| MATERIAL FOR THE TASK |

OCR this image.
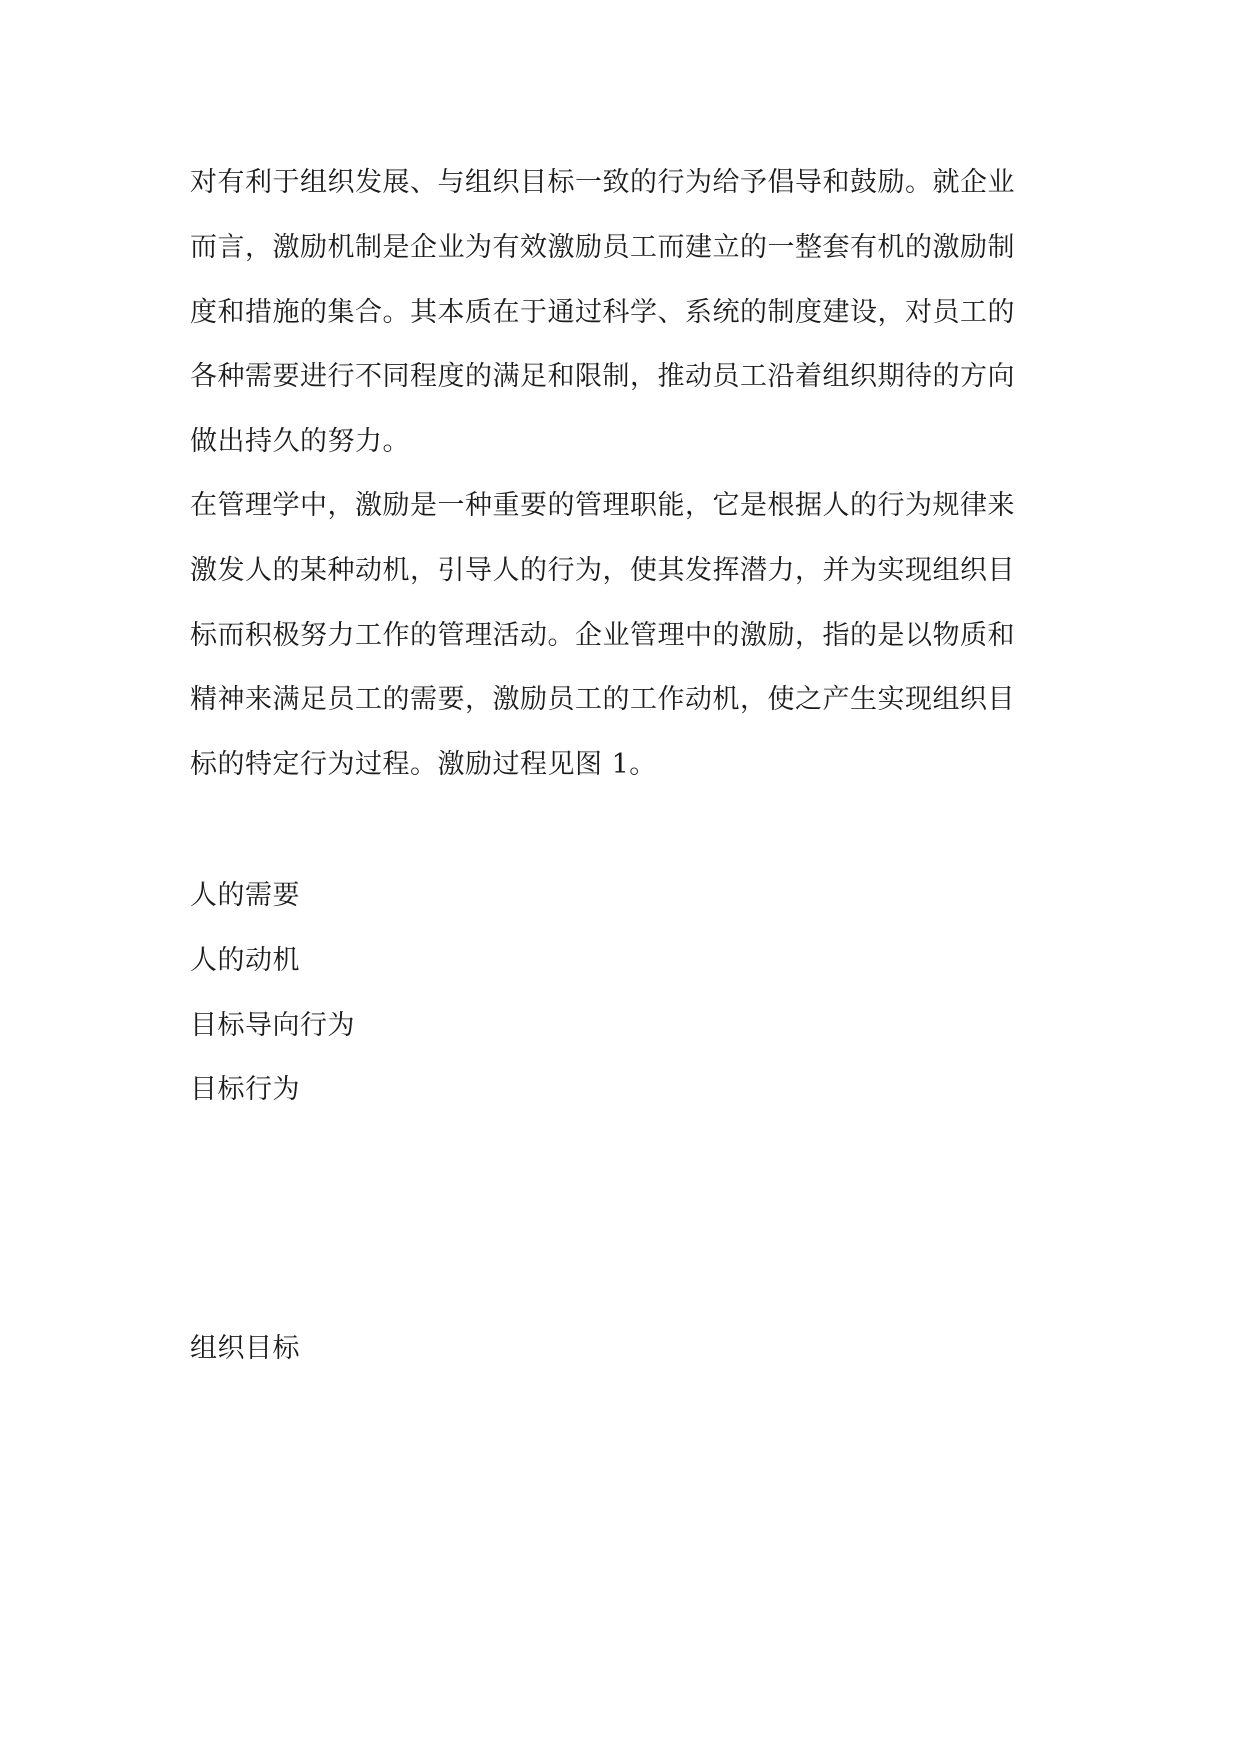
对有利于组织发展、与组织目标一致的行为给予倡导和鼓励。就企业
而言，激励机制是企业为有效激励员工而建立的一整套有机的激励制
度和措施的集合。其本质在于通过科学、系统的制度建设，对员工的
各种需要进行不同程度的满足和限制，推动员工沿着组织期待的方向
做出持久的努力。
在管理学中，激励是一种重要的管理职能，它是根据人的行为规律来
激发人的某种动机，引导人的行为，使其发挥潜力，并为实现组织目
标而积极努力工作的管理活动。企业管理中的激励，指的是以物质和
精神来满足员工的需要，激励员工的工作动机，使之产生实现组织目
标的特定行为过程。激励过程见图 1。
人的需要
人的动机
目标导向行为
目标行为
组织目标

| INSTRUCTIONS FOR THE TASK |
Will you restate every entry word for word and omit the images?

| FINAL RESULT |
OCR this image.
对有利于组织发展、与组织目标一致的行为给予倡导和鼓励。就企业
而言，激励机制是企业为有效激励员工而建立的一整套有机的激励制
度和措施的集合。其本质在于通过科学、系统的制度建设，对员工的
各种需要进行不同程度的满足和限制，推动员工沿着组织期待的方向
做出持久的努力。
在管理学中，激励是一种重要的管理职能，它是根据人的行为规律来
激发人的某种动机，引导人的行为，使其发挥潜力，并为实现组织目
标而积极努力工作的管理活动。企业管理中的激励，指的是以物质和
精神来满足员工的需要，激励员工的工作动机，使之产生实现组织目
标的特定行为过程。激励过程见图 1。
人的需要
人的动机
目标导向行为
目标行为
组织目标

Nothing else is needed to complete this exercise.